**BRANO DI PARTENZA**.
In Consiglio regionale, in Piemonte, la settimana scorsa si sono tenute le audizioni relative al Ddl sul contrasto al gioco. Hanno sfilato la Caritas diocesana, la Società italiana tossicodipendenze e le Fondazioni antiusura. Successivamente, la Cgia di Mestre, l’Eurispes, i sindacati confederali, gli Ordini dei medici, degli psicologi e gli assistenti sociali.

La Cgia di Mestre, in particolare, ha portato dati precisi. Daniele Nicolai, ricercatore dell’ente mestrino, ha detto: “La minor raccolta proveniente dalle slot machine per effetto della legge 9/2016 ha determinato una riduzione del gettito per le casse piemontesi e importanti ricaduta occupazionali”. “Stimiamo una perdita annua per l’Erario di 163 milioni di euro, che sale a 200 milioni se si calcola anche il mancato gettito dovuto al minor fatturato per le aziende del settore. Nel periodo 2016-2019 si è avuto un pesante ridimensionamento dell’occupazione: con 1.700 addetti persi a causa del distanziometro, a cui vanno aggiunti altri 600 per l’incremento di tassazione del settore. In totale gli addetti passano da 4.850 del 2016 a 2.550 del 2019. Inoltre, se consideriamo le sala da gioco, ci sono 1.800 lavoratori la cui occupazione è messa in serio pericolo”.

Nicolai ha aggiunto: “Per quanto riguarda il gioco illecito, riscontriamo un aumento della irregolarità e una crescita esponenziale dell’imposta evasa nel periodo successivo all’entrata in vigore della legge: +181 per cento di soggetti verbalizzati, crescita del tasso di positività dei controlli e forte aumento degli apparecchi sequestrati”.

**COMPITI DELL'ESERCIZIO**.
• A. Rispondi in base al brano:
(i) Che ruolo ha Daniele Nicolai?
(ii) Quanti addetti sono stati persi a causa del distanziometro?
(iii) Di quanto sono aumentati i soggetti verbalizzati?
• B. Riscrivi il brano da "In Consiglio regionale, in" a "gli assistenti sociali.", estremi inclusi, mettendo "il mese scorso" al posto di "la settimana scorsa".
• C. Indica se ciascuna affermazione concorda con il brano:
(i) Le audizioni si sono svolte in Consiglio regionale, in Piemonte.
(ii) Nel 2019 gli addetti erano 4.850.
(iii) La perdita annua stimata per l'Erario è di 163 milioni di euro.

**ESTRATTI DELL'ELENCO**.
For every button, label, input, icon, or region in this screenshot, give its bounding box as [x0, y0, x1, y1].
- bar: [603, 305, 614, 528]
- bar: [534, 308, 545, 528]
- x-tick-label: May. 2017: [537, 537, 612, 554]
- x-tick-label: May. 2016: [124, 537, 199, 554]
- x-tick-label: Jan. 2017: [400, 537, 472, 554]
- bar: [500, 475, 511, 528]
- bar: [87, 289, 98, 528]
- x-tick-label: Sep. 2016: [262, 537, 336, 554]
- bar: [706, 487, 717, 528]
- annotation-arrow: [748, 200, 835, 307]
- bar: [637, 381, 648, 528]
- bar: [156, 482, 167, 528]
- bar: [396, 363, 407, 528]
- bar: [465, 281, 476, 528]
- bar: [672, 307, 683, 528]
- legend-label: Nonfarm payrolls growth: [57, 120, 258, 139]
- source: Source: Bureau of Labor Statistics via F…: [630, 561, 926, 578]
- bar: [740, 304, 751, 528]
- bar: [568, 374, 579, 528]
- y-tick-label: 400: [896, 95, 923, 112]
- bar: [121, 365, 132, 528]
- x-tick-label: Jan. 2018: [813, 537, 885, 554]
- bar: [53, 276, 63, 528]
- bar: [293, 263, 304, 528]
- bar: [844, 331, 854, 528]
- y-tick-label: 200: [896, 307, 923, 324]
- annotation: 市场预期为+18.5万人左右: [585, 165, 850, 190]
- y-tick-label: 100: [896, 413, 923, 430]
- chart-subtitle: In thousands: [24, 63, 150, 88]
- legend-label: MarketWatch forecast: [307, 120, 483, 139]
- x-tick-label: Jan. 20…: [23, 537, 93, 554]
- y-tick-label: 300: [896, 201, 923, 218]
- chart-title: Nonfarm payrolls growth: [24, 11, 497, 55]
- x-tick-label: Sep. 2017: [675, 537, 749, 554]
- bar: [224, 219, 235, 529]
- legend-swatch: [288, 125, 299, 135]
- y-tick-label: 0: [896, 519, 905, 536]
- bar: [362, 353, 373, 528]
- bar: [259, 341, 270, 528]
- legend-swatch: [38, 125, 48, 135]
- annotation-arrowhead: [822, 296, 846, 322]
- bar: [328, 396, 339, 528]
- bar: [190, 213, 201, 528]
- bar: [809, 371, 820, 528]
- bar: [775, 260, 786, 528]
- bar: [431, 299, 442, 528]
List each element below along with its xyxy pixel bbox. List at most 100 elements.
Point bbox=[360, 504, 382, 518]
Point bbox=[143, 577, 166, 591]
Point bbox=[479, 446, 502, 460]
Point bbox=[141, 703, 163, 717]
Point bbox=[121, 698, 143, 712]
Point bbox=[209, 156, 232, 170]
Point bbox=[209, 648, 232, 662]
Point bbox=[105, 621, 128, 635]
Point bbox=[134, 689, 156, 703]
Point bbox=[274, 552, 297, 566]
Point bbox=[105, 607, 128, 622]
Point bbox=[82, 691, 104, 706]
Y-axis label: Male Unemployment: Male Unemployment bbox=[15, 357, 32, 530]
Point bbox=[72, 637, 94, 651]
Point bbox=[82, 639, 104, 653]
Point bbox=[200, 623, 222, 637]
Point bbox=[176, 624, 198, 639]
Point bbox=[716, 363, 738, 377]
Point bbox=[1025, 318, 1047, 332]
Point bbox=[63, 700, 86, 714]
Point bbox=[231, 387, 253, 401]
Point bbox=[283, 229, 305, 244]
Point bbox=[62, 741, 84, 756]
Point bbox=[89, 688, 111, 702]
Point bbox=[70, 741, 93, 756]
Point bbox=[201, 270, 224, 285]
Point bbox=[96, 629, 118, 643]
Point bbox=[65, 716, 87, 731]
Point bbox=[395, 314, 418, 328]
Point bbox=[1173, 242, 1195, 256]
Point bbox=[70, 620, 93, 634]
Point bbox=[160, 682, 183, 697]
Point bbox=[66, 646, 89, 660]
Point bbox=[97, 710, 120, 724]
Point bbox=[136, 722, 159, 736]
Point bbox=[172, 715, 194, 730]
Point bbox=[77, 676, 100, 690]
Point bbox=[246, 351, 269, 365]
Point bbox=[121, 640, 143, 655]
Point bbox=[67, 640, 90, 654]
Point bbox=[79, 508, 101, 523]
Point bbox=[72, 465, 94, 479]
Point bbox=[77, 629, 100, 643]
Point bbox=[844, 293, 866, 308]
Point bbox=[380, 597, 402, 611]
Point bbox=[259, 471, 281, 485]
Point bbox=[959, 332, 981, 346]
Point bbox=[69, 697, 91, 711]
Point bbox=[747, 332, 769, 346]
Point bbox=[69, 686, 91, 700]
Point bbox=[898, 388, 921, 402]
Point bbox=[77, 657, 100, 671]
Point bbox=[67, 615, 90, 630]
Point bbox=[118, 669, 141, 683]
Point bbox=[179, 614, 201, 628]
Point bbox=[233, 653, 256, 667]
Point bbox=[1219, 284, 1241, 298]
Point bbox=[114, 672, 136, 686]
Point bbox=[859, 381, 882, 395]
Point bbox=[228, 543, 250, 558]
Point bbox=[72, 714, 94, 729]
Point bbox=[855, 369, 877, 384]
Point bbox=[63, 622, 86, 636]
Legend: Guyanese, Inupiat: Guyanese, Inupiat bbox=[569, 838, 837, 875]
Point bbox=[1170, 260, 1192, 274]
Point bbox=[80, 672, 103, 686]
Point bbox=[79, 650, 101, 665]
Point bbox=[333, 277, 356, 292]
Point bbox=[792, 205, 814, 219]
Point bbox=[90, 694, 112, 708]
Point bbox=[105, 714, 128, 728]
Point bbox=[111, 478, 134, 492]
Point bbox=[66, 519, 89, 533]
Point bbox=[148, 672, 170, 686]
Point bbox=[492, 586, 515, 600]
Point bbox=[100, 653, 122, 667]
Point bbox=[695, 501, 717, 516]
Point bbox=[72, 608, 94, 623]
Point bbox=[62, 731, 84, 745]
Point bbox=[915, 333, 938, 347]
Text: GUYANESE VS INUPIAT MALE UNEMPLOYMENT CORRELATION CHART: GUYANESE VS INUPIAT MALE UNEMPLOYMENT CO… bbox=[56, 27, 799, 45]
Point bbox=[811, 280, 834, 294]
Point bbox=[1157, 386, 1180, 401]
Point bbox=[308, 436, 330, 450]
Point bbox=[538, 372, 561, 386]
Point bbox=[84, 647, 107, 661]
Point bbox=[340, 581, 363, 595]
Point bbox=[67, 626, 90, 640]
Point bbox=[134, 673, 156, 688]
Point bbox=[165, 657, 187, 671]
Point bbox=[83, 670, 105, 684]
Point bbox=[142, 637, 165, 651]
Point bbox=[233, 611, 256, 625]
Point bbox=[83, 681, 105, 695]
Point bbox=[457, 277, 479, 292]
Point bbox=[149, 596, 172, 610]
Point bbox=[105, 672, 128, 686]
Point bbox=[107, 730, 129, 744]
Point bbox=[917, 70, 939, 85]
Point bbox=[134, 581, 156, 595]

**SOLUZIONI DEI COMPITI**.
• A.
(i) È ricercatore della Cgia di Mestre.
(ii) 1.700 addetti.
(iii) Del 181 per cento.

• B.
In Consiglio regionale, in Piemonte, il mese scorso si sono tenute le audizioni relative al Ddl sul contrasto al gioco. Hanno sfilato la Caritas diocesana, la Società italiana tossicodipendenze e le Fondazioni antiusura. Successivamente, la Cgia di Mestre, l’Eurispes, i sindacati confederali, gli Ordini dei medici, degli psicologi e gli assistenti sociali.

• C.
(i) Sì: "In Consiglio regionale, in Piemonte, la settimana scorsa si sono tenute le audizioni"
(ii) No: "In totale gli addetti passano da 4.850 del 2016 a 2.550 del 2019"
(iii) Sì: "Stimiamo una perdita annua per l’Erario di 163 milioni di euro"